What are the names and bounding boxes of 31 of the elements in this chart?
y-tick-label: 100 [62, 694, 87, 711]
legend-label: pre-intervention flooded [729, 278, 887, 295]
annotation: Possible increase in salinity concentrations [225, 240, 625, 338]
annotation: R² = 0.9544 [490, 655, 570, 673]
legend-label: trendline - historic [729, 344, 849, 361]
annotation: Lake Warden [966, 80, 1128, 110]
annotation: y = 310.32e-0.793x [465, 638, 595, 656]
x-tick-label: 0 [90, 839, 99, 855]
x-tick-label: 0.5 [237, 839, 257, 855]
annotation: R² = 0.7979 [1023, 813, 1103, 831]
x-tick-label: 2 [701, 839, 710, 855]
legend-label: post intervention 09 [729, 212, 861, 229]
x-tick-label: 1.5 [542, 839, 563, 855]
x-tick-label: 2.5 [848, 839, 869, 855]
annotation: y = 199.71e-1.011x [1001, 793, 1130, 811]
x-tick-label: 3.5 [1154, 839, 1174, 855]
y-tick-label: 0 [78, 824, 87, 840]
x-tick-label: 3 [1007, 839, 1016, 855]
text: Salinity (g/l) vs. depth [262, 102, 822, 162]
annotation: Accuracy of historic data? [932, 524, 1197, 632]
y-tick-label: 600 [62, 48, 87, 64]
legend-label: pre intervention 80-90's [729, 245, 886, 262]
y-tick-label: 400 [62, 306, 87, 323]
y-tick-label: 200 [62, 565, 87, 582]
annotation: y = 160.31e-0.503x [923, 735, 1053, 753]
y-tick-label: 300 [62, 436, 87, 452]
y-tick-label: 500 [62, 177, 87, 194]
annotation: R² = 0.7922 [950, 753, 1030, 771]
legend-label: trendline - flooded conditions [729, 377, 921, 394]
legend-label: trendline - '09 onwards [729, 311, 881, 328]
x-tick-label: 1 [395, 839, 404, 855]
============
Work to do:
Copy out the item above line for line, changing nothing.

Result of this task:
What are the names and bounding boxes of 31 of the elements in this chart?
y-tick-label: 100 [62, 694, 87, 711]
legend-label: pre-intervention flooded [729, 278, 887, 295]
annotation: Possible increase in salinity concentrations [225, 240, 625, 338]
annotation: R² = 0.9544 [490, 655, 570, 673]
legend-label: trendline - historic [729, 344, 849, 361]
annotation: Lake Warden [966, 80, 1128, 110]
annotation: y = 310.32e-0.793x [465, 638, 595, 656]
x-tick-label: 0 [90, 839, 99, 855]
x-tick-label: 0.5 [237, 839, 257, 855]
annotation: R² = 0.7979 [1023, 813, 1103, 831]
x-tick-label: 2 [701, 839, 710, 855]
legend-label: post intervention 09 [729, 212, 861, 229]
x-tick-label: 1.5 [542, 839, 563, 855]
x-tick-label: 2.5 [848, 839, 869, 855]
annotation: y = 199.71e-1.011x [1001, 793, 1130, 811]
x-tick-label: 3.5 [1154, 839, 1174, 855]
y-tick-label: 0 [78, 824, 87, 840]
x-tick-label: 3 [1007, 839, 1016, 855]
text: Salinity (g/l) vs. depth [262, 102, 822, 162]
annotation: Accuracy of historic data? [932, 524, 1197, 632]
y-tick-label: 600 [62, 48, 87, 64]
legend-label: pre intervention 80-90's [729, 245, 886, 262]
y-tick-label: 400 [62, 306, 87, 323]
y-tick-label: 200 [62, 565, 87, 582]
annotation: y = 160.31e-0.503x [923, 735, 1053, 753]
y-tick-label: 300 [62, 436, 87, 452]
y-tick-label: 500 [62, 177, 87, 194]
annotation: R² = 0.7922 [950, 753, 1030, 771]
legend-label: trendline - flooded conditions [729, 377, 921, 394]
legend-label: trendline - '09 onwards [729, 311, 881, 328]
x-tick-label: 1 [395, 839, 404, 855]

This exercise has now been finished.